- **WHAT YOU ARE ASKED TO DO**
Copy every record word for word.
┌──
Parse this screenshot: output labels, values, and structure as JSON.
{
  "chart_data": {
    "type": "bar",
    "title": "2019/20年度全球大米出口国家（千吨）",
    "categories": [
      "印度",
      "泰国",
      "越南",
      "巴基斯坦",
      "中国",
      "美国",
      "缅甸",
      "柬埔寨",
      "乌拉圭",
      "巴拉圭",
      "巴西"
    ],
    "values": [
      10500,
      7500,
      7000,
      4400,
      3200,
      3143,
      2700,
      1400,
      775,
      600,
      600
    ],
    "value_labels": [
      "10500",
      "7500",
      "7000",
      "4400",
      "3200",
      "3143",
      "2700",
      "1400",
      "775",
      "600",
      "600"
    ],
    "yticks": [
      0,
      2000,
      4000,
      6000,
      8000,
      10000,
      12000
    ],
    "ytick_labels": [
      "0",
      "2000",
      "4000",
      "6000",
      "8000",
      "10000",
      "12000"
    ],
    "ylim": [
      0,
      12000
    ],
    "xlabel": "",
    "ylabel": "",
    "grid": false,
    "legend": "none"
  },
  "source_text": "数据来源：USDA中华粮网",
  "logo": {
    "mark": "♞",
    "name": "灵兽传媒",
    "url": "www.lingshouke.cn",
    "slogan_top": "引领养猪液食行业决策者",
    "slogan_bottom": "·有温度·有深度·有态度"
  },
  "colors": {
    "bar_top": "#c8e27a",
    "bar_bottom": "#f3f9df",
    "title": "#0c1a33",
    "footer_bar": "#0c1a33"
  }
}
└──
- **FINAL RESULT**
Parse this screenshot: output labels, values, and structure as JSON.
{
  "chart_data": {
    "type": "bar",
    "title": "2019/20年度全球大米出口国家（千吨）",
    "categories": [
      "印度",
      "泰国",
      "越南",
      "巴基斯坦",
      "中国",
      "美国",
      "缅甸",
      "柬埔寨",
      "乌拉圭",
      "巴拉圭",
      "巴西"
    ],
    "values": [
      10500,
      7500,
      7000,
      4400,
      3200,
      3143,
      2700,
      1400,
      775,
      600,
      600
    ],
    "value_labels": [
      "10500",
      "7500",
      "7000",
      "4400",
      "3200",
      "3143",
      "2700",
      "1400",
      "775",
      "600",
      "600"
    ],
    "yticks": [
      0,
      2000,
      4000,
      6000,
      8000,
      10000,
      12000
    ],
    "ytick_labels": [
      "0",
      "2000",
      "4000",
      "6000",
      "8000",
      "10000",
      "12000"
    ],
    "ylim": [
      0,
      12000
    ],
    "xlabel": "",
    "ylabel": "",
    "grid": false,
    "legend": "none"
  },
  "source_text": "数据来源：USDA中华粮网",
  "logo": {
    "mark": "♞",
    "name": "灵兽传媒",
    "url": "www.lingshouke.cn",
    "slogan_top": "引领养猪液食行业决策者",
    "slogan_bottom": "·有温度·有深度·有态度"
  },
  "colors": {
    "bar_top": "#c8e27a",
    "bar_bottom": "#f3f9df",
    "title": "#0c1a33",
    "footer_bar": "#0c1a33"
  }
}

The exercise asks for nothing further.